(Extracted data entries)
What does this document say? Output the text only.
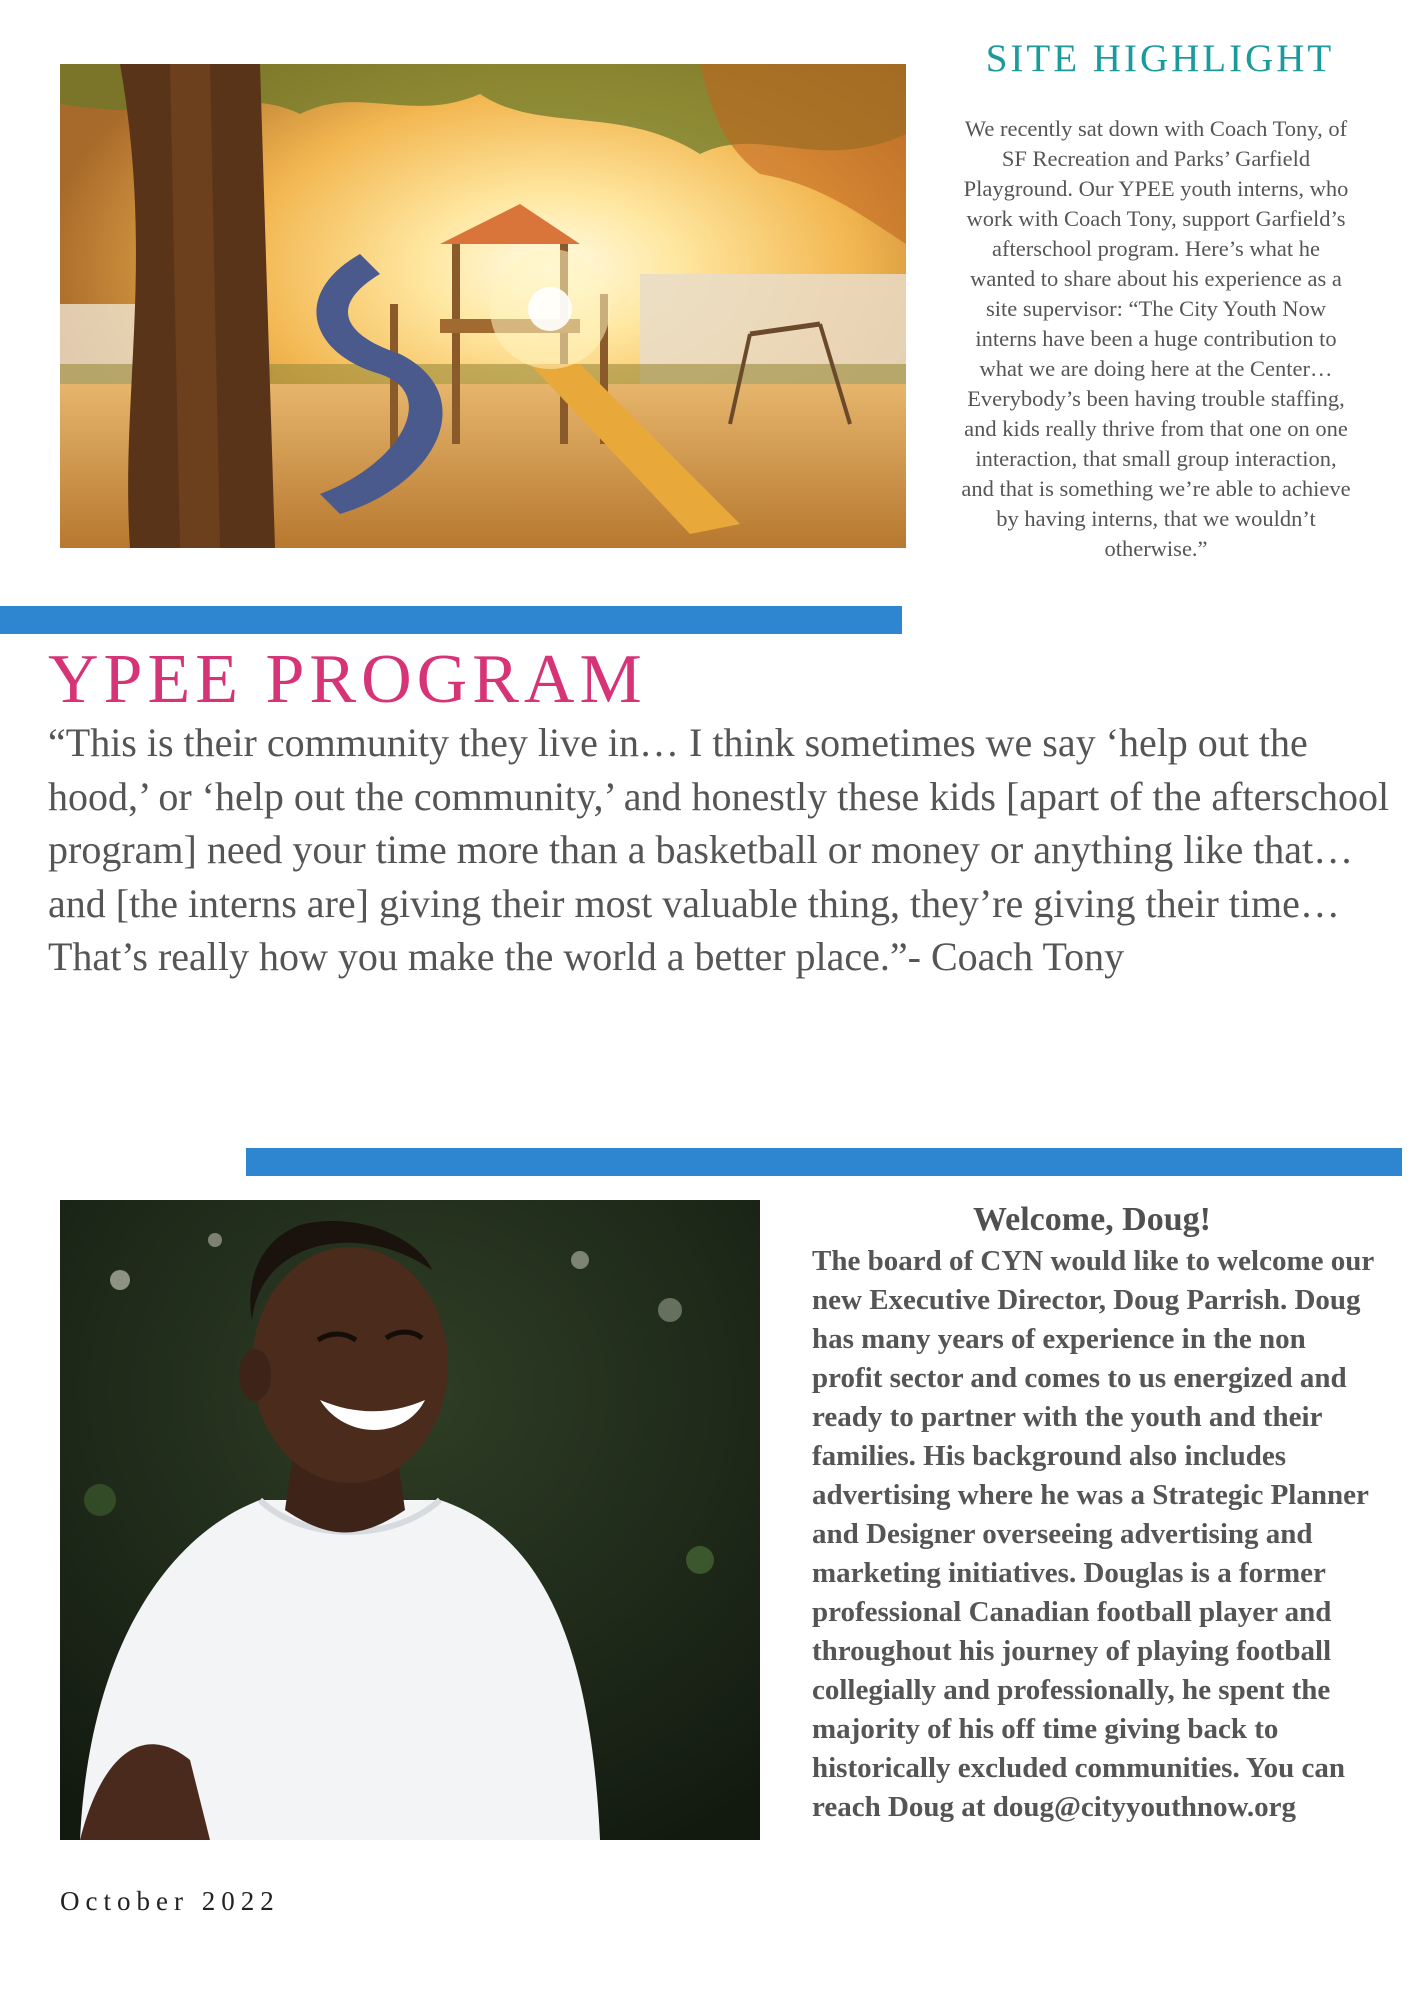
SITE HIGHLIGHT

We recently sat down with Coach Tony, of SF Recreation and Parks’ Garfield Playground. Our YPEE youth interns, who work with Coach Tony, support Garfield’s afterschool program. Here’s what he wanted to share about his experience as a site supervisor: “The City Youth Now interns have been a huge contribution to what we are doing here at the Center… Everybody’s been having trouble staffing, and kids really thrive from that one on one interaction, that small group interaction, and that is something we’re able to achieve by having interns, that we wouldn’t otherwise.”

YPEE PROGRAM

“This is their community they live in… I think sometimes we say ‘help out the hood,’ or ‘help out the community,’ and honestly these kids [apart of the afterschool program] need your time more than a basketball or money or anything like that… and [the interns are] giving their most valuable thing, they’re giving their time… That’s really how you make the world a better place.”- Coach Tony

Welcome, Doug!

The board of CYN would like to welcome our new Executive Director, Doug Parrish. Doug has many years of experience in the non profit sector and comes to us energized and ready to partner with the youth and their families. His background also includes advertising where he was a Strategic Planner and Designer overseeing advertising and marketing initiatives. Douglas is a former professional Canadian football player and throughout his journey of playing football collegially and professionally, he spent the majority of his off time giving back to historically excluded communities. You can reach Doug at doug@cityyouthnow.org

October 2022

Aim of the task.
Each line above is to be copied verbatim. Drop any image from the copy.

Result for this task.
What does this document say? Output the text only.
SITE HIGHLIGHT

We recently sat down with Coach Tony, of SF Recreation and Parks’ Garfield Playground. Our YPEE youth interns, who work with Coach Tony, support Garfield’s afterschool program. Here’s what he wanted to share about his experience as a site supervisor: “The City Youth Now interns have been a huge contribution to what we are doing here at the Center… Everybody’s been having trouble staffing, and kids really thrive from that one on one interaction, that small group interaction, and that is something we’re able to achieve by having interns, that we wouldn’t otherwise.”

YPEE PROGRAM

“This is their community they live in… I think sometimes we say ‘help out the hood,’ or ‘help out the community,’ and honestly these kids [apart of the afterschool program] need your time more than a basketball or money or anything like that… and [the interns are] giving their most valuable thing, they’re giving their time… That’s really how you make the world a better place.”- Coach Tony

Welcome, Doug!

The board of CYN would like to welcome our new Executive Director, Doug Parrish. Doug has many years of experience in the non profit sector and comes to us energized and ready to partner with the youth and their families. His background also includes advertising where he was a Strategic Planner and Designer overseeing advertising and marketing initiatives. Douglas is a former professional Canadian football player and throughout his journey of playing football collegially and professionally, he spent the majority of his off time giving back to historically excluded communities. You can reach Doug at doug@cityyouthnow.org

October 2022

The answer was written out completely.